§ **GIVEN INSTRUCTION**
Return, word for word, every line that follows.

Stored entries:
|---|

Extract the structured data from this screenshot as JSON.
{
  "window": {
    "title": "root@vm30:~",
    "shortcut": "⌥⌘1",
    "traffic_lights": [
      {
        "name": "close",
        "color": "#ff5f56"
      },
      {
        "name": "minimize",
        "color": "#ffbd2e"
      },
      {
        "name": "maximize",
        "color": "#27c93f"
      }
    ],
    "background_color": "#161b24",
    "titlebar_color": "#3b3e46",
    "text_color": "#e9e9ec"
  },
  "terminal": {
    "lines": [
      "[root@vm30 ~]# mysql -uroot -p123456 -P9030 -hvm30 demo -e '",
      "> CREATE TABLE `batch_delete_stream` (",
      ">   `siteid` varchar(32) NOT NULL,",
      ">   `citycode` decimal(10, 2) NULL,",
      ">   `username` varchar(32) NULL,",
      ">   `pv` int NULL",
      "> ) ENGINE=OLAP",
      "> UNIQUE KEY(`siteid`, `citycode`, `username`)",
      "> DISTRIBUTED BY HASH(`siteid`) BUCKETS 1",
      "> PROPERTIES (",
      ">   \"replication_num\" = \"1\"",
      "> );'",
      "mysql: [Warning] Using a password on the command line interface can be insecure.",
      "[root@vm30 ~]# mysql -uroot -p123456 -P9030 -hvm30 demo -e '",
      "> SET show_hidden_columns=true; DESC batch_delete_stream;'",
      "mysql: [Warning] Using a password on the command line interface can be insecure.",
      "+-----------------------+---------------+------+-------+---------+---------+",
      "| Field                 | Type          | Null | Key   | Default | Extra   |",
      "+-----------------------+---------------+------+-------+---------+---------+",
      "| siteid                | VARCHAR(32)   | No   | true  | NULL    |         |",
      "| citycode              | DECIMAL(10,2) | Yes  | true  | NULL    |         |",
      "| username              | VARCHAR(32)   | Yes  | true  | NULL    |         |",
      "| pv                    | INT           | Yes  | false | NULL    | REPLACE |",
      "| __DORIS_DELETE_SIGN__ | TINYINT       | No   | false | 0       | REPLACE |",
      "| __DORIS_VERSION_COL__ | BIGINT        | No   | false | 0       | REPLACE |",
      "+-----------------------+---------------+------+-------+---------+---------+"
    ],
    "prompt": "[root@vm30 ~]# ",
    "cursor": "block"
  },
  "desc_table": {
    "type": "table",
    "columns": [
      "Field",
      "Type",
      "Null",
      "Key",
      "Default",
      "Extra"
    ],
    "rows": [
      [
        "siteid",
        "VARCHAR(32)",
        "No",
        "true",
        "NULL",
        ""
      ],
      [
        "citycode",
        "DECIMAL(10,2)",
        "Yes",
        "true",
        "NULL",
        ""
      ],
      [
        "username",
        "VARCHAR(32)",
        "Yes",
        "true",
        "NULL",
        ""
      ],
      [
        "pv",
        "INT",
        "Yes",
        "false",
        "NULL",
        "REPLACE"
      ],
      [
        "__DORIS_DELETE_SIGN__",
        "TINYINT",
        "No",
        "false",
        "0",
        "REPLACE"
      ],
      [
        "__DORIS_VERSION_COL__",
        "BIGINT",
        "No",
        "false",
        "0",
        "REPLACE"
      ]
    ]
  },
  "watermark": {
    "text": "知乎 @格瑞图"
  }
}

|---|

§ **RESULT OF THIS EXERCISE**
Extract the structured data from this screenshot as JSON.
{
  "window": {
    "title": "root@vm30:~",
    "shortcut": "⌥⌘1",
    "traffic_lights": [
      {
        "name": "close",
        "color": "#ff5f56"
      },
      {
        "name": "minimize",
        "color": "#ffbd2e"
      },
      {
        "name": "maximize",
        "color": "#27c93f"
      }
    ],
    "background_color": "#161b24",
    "titlebar_color": "#3b3e46",
    "text_color": "#e9e9ec"
  },
  "terminal": {
    "lines": [
      "[root@vm30 ~]# mysql -uroot -p123456 -P9030 -hvm30 demo -e '",
      "> CREATE TABLE `batch_delete_stream` (",
      ">   `siteid` varchar(32) NOT NULL,",
      ">   `citycode` decimal(10, 2) NULL,",
      ">   `username` varchar(32) NULL,",
      ">   `pv` int NULL",
      "> ) ENGINE=OLAP",
      "> UNIQUE KEY(`siteid`, `citycode`, `username`)",
      "> DISTRIBUTED BY HASH(`siteid`) BUCKETS 1",
      "> PROPERTIES (",
      ">   \"replication_num\" = \"1\"",
      "> );'",
      "mysql: [Warning] Using a password on the command line interface can be insecure.",
      "[root@vm30 ~]# mysql -uroot -p123456 -P9030 -hvm30 demo -e '",
      "> SET show_hidden_columns=true; DESC batch_delete_stream;'",
      "mysql: [Warning] Using a password on the command line interface can be insecure.",
      "+-----------------------+---------------+------+-------+---------+---------+",
      "| Field                 | Type          | Null | Key   | Default | Extra   |",
      "+-----------------------+---------------+------+-------+---------+---------+",
      "| siteid                | VARCHAR(32)   | No   | true  | NULL    |         |",
      "| citycode              | DECIMAL(10,2) | Yes  | true  | NULL    |         |",
      "| username              | VARCHAR(32)   | Yes  | true  | NULL    |         |",
      "| pv                    | INT           | Yes  | false | NULL    | REPLACE |",
      "| __DORIS_DELETE_SIGN__ | TINYINT       | No   | false | 0       | REPLACE |",
      "| __DORIS_VERSION_COL__ | BIGINT        | No   | false | 0       | REPLACE |",
      "+-----------------------+---------------+------+-------+---------+---------+"
    ],
    "prompt": "[root@vm30 ~]# ",
    "cursor": "block"
  },
  "desc_table": {
    "type": "table",
    "columns": [
      "Field",
      "Type",
      "Null",
      "Key",
      "Default",
      "Extra"
    ],
    "rows": [
      [
        "siteid",
        "VARCHAR(32)",
        "No",
        "true",
        "NULL",
        ""
      ],
      [
        "citycode",
        "DECIMAL(10,2)",
        "Yes",
        "true",
        "NULL",
        ""
      ],
      [
        "username",
        "VARCHAR(32)",
        "Yes",
        "true",
        "NULL",
        ""
      ],
      [
        "pv",
        "INT",
        "Yes",
        "false",
        "NULL",
        "REPLACE"
      ],
      [
        "__DORIS_DELETE_SIGN__",
        "TINYINT",
        "No",
        "false",
        "0",
        "REPLACE"
      ],
      [
        "__DORIS_VERSION_COL__",
        "BIGINT",
        "No",
        "false",
        "0",
        "REPLACE"
      ]
    ]
  },
  "watermark": {
    "text": "知乎 @格瑞图"
  }
}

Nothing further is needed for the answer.